◆ Aim:
Could you extract every entry below and reproduce it exactly?

◆ Working data:
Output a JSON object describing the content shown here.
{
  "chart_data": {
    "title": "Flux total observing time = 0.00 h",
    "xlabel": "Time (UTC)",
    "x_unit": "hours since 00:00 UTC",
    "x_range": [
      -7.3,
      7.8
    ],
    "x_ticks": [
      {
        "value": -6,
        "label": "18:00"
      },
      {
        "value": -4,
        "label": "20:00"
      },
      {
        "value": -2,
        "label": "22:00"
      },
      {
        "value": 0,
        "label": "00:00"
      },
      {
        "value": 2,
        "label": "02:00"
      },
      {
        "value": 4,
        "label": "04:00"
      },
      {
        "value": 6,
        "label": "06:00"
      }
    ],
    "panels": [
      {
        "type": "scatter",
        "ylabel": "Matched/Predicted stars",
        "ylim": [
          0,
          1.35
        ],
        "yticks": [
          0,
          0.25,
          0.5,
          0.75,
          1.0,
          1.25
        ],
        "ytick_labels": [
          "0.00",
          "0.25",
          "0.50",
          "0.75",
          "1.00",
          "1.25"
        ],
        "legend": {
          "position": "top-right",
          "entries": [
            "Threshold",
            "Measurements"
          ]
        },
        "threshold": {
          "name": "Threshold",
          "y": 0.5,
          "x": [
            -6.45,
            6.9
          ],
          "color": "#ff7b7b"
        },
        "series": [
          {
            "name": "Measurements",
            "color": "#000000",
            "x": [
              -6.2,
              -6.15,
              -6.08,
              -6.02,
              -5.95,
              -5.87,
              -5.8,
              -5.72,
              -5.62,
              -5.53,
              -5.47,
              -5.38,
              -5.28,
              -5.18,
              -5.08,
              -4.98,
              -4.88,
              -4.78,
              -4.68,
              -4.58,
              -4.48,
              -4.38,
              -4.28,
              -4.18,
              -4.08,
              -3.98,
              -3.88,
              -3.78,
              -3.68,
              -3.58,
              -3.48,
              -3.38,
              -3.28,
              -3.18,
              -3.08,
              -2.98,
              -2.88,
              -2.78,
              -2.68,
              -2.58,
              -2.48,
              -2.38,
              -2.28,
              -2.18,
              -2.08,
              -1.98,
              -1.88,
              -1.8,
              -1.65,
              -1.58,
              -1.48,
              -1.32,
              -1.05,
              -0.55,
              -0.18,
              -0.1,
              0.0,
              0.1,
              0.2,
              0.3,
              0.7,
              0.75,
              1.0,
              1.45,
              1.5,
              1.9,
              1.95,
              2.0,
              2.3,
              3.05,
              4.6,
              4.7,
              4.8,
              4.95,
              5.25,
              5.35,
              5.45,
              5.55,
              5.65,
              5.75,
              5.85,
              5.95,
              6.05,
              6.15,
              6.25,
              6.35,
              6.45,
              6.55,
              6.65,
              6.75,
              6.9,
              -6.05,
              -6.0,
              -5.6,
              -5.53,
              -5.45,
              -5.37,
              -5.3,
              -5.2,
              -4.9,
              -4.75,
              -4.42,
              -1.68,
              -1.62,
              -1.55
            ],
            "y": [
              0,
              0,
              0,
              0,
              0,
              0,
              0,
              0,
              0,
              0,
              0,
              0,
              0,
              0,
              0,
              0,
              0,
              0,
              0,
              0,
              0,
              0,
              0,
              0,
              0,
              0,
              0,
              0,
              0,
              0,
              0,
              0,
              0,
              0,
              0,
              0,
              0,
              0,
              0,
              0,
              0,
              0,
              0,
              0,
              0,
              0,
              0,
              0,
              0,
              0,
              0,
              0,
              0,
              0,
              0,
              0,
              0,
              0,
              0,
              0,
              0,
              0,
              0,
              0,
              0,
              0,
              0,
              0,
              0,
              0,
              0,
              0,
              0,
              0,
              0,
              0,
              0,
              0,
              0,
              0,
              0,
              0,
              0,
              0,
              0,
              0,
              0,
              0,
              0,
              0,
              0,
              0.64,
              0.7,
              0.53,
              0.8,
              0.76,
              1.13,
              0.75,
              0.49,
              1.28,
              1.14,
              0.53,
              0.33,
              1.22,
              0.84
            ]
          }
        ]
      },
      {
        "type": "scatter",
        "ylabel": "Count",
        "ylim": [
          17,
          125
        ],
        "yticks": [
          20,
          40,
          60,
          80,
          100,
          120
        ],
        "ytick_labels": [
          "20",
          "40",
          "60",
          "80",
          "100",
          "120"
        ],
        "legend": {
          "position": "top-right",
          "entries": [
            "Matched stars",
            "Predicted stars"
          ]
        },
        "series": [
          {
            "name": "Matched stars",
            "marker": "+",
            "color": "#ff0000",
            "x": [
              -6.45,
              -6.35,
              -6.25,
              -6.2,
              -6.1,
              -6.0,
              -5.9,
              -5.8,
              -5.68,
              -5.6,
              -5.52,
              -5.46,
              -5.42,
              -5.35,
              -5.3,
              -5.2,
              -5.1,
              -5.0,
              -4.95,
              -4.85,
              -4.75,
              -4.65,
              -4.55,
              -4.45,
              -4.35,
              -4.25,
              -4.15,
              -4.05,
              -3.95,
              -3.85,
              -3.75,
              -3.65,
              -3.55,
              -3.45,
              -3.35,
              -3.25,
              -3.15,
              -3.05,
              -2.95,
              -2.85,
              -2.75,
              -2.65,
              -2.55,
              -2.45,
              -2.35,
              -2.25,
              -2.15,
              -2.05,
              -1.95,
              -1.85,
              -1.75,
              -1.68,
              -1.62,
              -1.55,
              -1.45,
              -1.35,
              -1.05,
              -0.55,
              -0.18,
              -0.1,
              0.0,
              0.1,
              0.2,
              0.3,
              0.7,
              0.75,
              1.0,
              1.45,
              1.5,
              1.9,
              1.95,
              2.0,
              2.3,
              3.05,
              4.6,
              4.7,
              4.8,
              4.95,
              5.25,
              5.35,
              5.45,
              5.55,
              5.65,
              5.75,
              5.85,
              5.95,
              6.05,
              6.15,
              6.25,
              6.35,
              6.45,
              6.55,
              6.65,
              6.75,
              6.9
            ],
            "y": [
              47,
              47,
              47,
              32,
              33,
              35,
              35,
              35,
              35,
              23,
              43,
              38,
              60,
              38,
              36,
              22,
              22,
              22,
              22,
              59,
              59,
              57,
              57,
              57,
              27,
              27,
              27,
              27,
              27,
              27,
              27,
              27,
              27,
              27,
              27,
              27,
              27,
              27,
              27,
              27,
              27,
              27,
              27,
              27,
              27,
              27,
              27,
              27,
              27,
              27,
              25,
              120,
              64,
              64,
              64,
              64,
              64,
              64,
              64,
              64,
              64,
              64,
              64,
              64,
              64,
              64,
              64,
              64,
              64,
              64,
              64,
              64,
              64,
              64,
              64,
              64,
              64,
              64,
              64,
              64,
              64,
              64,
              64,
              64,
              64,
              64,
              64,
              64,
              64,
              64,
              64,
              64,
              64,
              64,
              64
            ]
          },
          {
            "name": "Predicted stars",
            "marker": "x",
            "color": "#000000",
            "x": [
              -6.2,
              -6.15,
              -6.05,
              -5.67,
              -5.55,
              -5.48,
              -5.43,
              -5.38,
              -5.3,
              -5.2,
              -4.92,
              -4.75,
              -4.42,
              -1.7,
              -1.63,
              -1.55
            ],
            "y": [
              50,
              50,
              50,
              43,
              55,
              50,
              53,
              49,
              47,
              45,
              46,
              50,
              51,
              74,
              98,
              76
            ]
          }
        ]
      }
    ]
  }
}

◆ Result of this task:
Output a JSON object describing the content shown here.
{
  "chart_data": {
    "title": "Flux total observing time = 0.00 h",
    "xlabel": "Time (UTC)",
    "x_unit": "hours since 00:00 UTC",
    "x_range": [
      -7.3,
      7.8
    ],
    "x_ticks": [
      {
        "value": -6,
        "label": "18:00"
      },
      {
        "value": -4,
        "label": "20:00"
      },
      {
        "value": -2,
        "label": "22:00"
      },
      {
        "value": 0,
        "label": "00:00"
      },
      {
        "value": 2,
        "label": "02:00"
      },
      {
        "value": 4,
        "label": "04:00"
      },
      {
        "value": 6,
        "label": "06:00"
      }
    ],
    "panels": [
      {
        "type": "scatter",
        "ylabel": "Matched/Predicted stars",
        "ylim": [
          0,
          1.35
        ],
        "yticks": [
          0,
          0.25,
          0.5,
          0.75,
          1.0,
          1.25
        ],
        "ytick_labels": [
          "0.00",
          "0.25",
          "0.50",
          "0.75",
          "1.00",
          "1.25"
        ],
        "legend": {
          "position": "top-right",
          "entries": [
            "Threshold",
            "Measurements"
          ]
        },
        "threshold": {
          "name": "Threshold",
          "y": 0.5,
          "x": [
            -6.45,
            6.9
          ],
          "color": "#ff7b7b"
        },
        "series": [
          {
            "name": "Measurements",
            "color": "#000000",
            "x": [
              -6.2,
              -6.15,
              -6.08,
              -6.02,
              -5.95,
              -5.87,
              -5.8,
              -5.72,
              -5.62,
              -5.53,
              -5.47,
              -5.38,
              -5.28,
              -5.18,
              -5.08,
              -4.98,
              -4.88,
              -4.78,
              -4.68,
              -4.58,
              -4.48,
              -4.38,
              -4.28,
              -4.18,
              -4.08,
              -3.98,
              -3.88,
              -3.78,
              -3.68,
              -3.58,
              -3.48,
              -3.38,
              -3.28,
              -3.18,
              -3.08,
              -2.98,
              -2.88,
              -2.78,
              -2.68,
              -2.58,
              -2.48,
              -2.38,
              -2.28,
              -2.18,
              -2.08,
              -1.98,
              -1.88,
              -1.8,
              -1.65,
              -1.58,
              -1.48,
              -1.32,
              -1.05,
              -0.55,
              -0.18,
              -0.1,
              0.0,
              0.1,
              0.2,
              0.3,
              0.7,
              0.75,
              1.0,
              1.45,
              1.5,
              1.9,
              1.95,
              2.0,
              2.3,
              3.05,
              4.6,
              4.7,
              4.8,
              4.95,
              5.25,
              5.35,
              5.45,
              5.55,
              5.65,
              5.75,
              5.85,
              5.95,
              6.05,
              6.15,
              6.25,
              6.35,
              6.45,
              6.55,
              6.65,
              6.75,
              6.9,
              -6.05,
              -6.0,
              -5.6,
              -5.53,
              -5.45,
              -5.37,
              -5.3,
              -5.2,
              -4.9,
              -4.75,
              -4.42,
              -1.68,
              -1.62,
              -1.55
            ],
            "y": [
              0,
              0,
              0,
              0,
              0,
              0,
              0,
              0,
              0,
              0,
              0,
              0,
              0,
              0,
              0,
              0,
              0,
              0,
              0,
              0,
              0,
              0,
              0,
              0,
              0,
              0,
              0,
              0,
              0,
              0,
              0,
              0,
              0,
              0,
              0,
              0,
              0,
              0,
              0,
              0,
              0,
              0,
              0,
              0,
              0,
              0,
              0,
              0,
              0,
              0,
              0,
              0,
              0,
              0,
              0,
              0,
              0,
              0,
              0,
              0,
              0,
              0,
              0,
              0,
              0,
              0,
              0,
              0,
              0,
              0,
              0,
              0,
              0,
              0,
              0,
              0,
              0,
              0,
              0,
              0,
              0,
              0,
              0,
              0,
              0,
              0,
              0,
              0,
              0,
              0,
              0,
              0.64,
              0.7,
              0.53,
              0.8,
              0.76,
              1.13,
              0.75,
              0.49,
              1.28,
              1.14,
              0.53,
              0.33,
              1.22,
              0.84
            ]
          }
        ]
      },
      {
        "type": "scatter",
        "ylabel": "Count",
        "ylim": [
          17,
          125
        ],
        "yticks": [
          20,
          40,
          60,
          80,
          100,
          120
        ],
        "ytick_labels": [
          "20",
          "40",
          "60",
          "80",
          "100",
          "120"
        ],
        "legend": {
          "position": "top-right",
          "entries": [
            "Matched stars",
            "Predicted stars"
          ]
        },
        "series": [
          {
            "name": "Matched stars",
            "marker": "+",
            "color": "#ff0000",
            "x": [
              -6.45,
              -6.35,
              -6.25,
              -6.2,
              -6.1,
              -6.0,
              -5.9,
              -5.8,
              -5.68,
              -5.6,
              -5.52,
              -5.46,
              -5.42,
              -5.35,
              -5.3,
              -5.2,
              -5.1,
              -5.0,
              -4.95,
              -4.85,
              -4.75,
              -4.65,
              -4.55,
              -4.45,
              -4.35,
              -4.25,
              -4.15,
              -4.05,
              -3.95,
              -3.85,
              -3.75,
              -3.65,
              -3.55,
              -3.45,
              -3.35,
              -3.25,
              -3.15,
              -3.05,
              -2.95,
              -2.85,
              -2.75,
              -2.65,
              -2.55,
              -2.45,
              -2.35,
              -2.25,
              -2.15,
              -2.05,
              -1.95,
              -1.85,
              -1.75,
              -1.68,
              -1.62,
              -1.55,
              -1.45,
              -1.35,
              -1.05,
              -0.55,
              -0.18,
              -0.1,
              0.0,
              0.1,
              0.2,
              0.3,
              0.7,
              0.75,
              1.0,
              1.45,
              1.5,
              1.9,
              1.95,
              2.0,
              2.3,
              3.05,
              4.6,
              4.7,
              4.8,
              4.95,
              5.25,
              5.35,
              5.45,
              5.55,
              5.65,
              5.75,
              5.85,
              5.95,
              6.05,
              6.15,
              6.25,
              6.35,
              6.45,
              6.55,
              6.65,
              6.75,
              6.9
            ],
            "y": [
              47,
              47,
              47,
              32,
              33,
              35,
              35,
              35,
              35,
              23,
              43,
              38,
              60,
              38,
              36,
              22,
              22,
              22,
              22,
              59,
              59,
              57,
              57,
              57,
              27,
              27,
              27,
              27,
              27,
              27,
              27,
              27,
              27,
              27,
              27,
              27,
              27,
              27,
              27,
              27,
              27,
              27,
              27,
              27,
              27,
              27,
              27,
              27,
              27,
              27,
              25,
              120,
              64,
              64,
              64,
              64,
              64,
              64,
              64,
              64,
              64,
              64,
              64,
              64,
              64,
              64,
              64,
              64,
              64,
              64,
              64,
              64,
              64,
              64,
              64,
              64,
              64,
              64,
              64,
              64,
              64,
              64,
              64,
              64,
              64,
              64,
              64,
              64,
              64,
              64,
              64,
              64,
              64,
              64,
              64
            ]
          },
          {
            "name": "Predicted stars",
            "marker": "x",
            "color": "#000000",
            "x": [
              -6.2,
              -6.15,
              -6.05,
              -5.67,
              -5.55,
              -5.48,
              -5.43,
              -5.38,
              -5.3,
              -5.2,
              -4.92,
              -4.75,
              -4.42,
              -1.7,
              -1.63,
              -1.55
            ],
            "y": [
              50,
              50,
              50,
              43,
              55,
              50,
              53,
              49,
              47,
              45,
              46,
              50,
              51,
              74,
              98,
              76
            ]
          }
        ]
      }
    ]
  }
}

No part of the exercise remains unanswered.